Can you copy out the data exactly? Leave the images out.

▶ STORED RECORDS:
........

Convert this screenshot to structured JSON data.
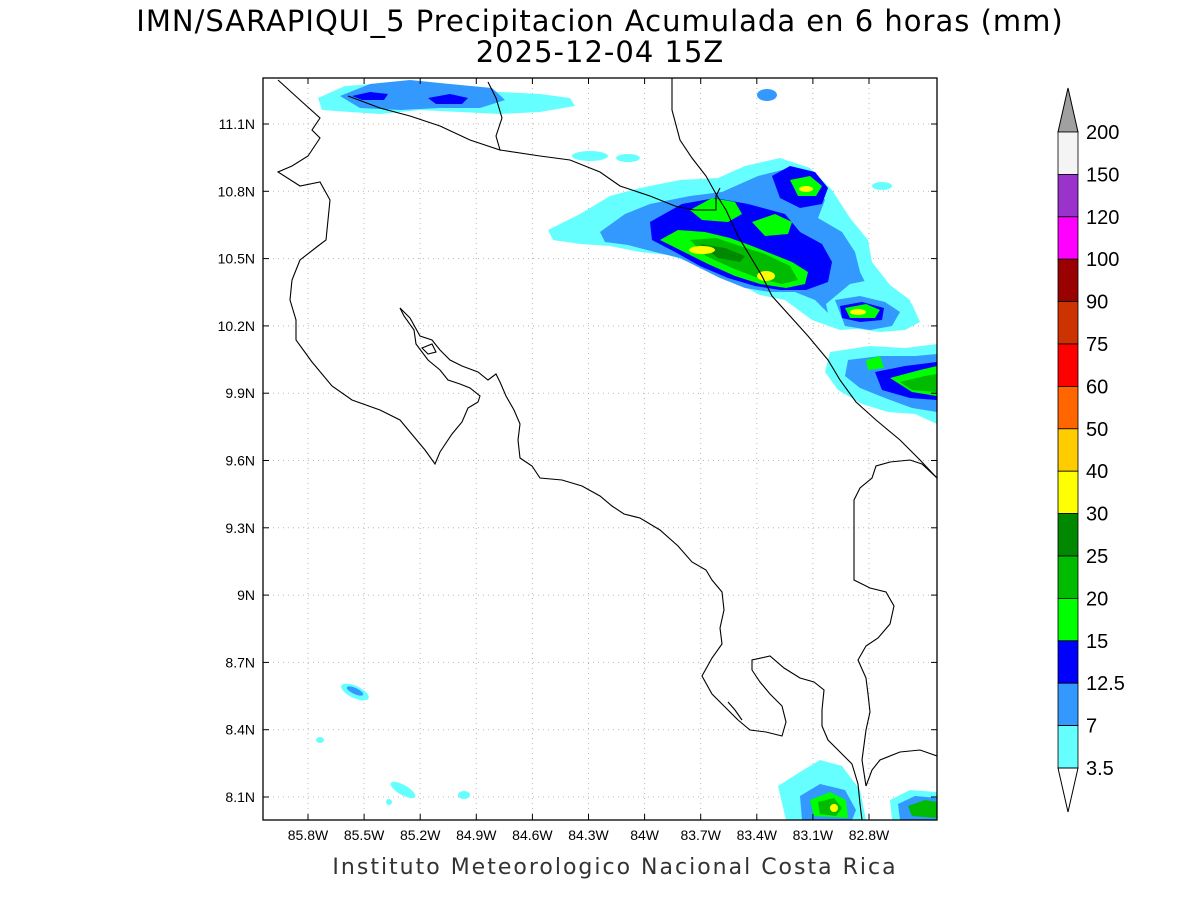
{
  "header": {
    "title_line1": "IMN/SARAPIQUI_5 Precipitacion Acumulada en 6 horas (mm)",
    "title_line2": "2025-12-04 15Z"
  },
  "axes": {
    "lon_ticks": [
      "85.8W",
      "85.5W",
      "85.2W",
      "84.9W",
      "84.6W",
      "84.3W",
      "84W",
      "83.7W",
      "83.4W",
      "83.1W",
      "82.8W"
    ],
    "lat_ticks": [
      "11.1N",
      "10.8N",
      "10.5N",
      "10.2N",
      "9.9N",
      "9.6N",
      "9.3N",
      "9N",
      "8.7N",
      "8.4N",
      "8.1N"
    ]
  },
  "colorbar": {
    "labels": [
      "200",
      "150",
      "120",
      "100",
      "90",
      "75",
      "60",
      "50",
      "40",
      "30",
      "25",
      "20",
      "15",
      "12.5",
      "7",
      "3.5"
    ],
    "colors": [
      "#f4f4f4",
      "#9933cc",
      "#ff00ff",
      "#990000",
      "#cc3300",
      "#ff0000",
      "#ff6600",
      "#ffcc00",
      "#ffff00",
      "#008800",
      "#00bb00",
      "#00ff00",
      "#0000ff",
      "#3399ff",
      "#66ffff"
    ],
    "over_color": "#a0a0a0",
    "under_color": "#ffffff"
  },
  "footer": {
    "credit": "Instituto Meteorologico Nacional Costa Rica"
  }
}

........

▶ RESULT BELOW:
Convert this screenshot to structured JSON data.
{
  "header": {
    "title_line1": "IMN/SARAPIQUI_5 Precipitacion Acumulada en 6 horas (mm)",
    "title_line2": "2025-12-04 15Z"
  },
  "axes": {
    "lon_ticks": [
      "85.8W",
      "85.5W",
      "85.2W",
      "84.9W",
      "84.6W",
      "84.3W",
      "84W",
      "83.7W",
      "83.4W",
      "83.1W",
      "82.8W"
    ],
    "lat_ticks": [
      "11.1N",
      "10.8N",
      "10.5N",
      "10.2N",
      "9.9N",
      "9.6N",
      "9.3N",
      "9N",
      "8.7N",
      "8.4N",
      "8.1N"
    ]
  },
  "colorbar": {
    "labels": [
      "200",
      "150",
      "120",
      "100",
      "90",
      "75",
      "60",
      "50",
      "40",
      "30",
      "25",
      "20",
      "15",
      "12.5",
      "7",
      "3.5"
    ],
    "colors": [
      "#f4f4f4",
      "#9933cc",
      "#ff00ff",
      "#990000",
      "#cc3300",
      "#ff0000",
      "#ff6600",
      "#ffcc00",
      "#ffff00",
      "#008800",
      "#00bb00",
      "#00ff00",
      "#0000ff",
      "#3399ff",
      "#66ffff"
    ],
    "over_color": "#a0a0a0",
    "under_color": "#ffffff"
  },
  "footer": {
    "credit": "Instituto Meteorologico Nacional Costa Rica"
  }
}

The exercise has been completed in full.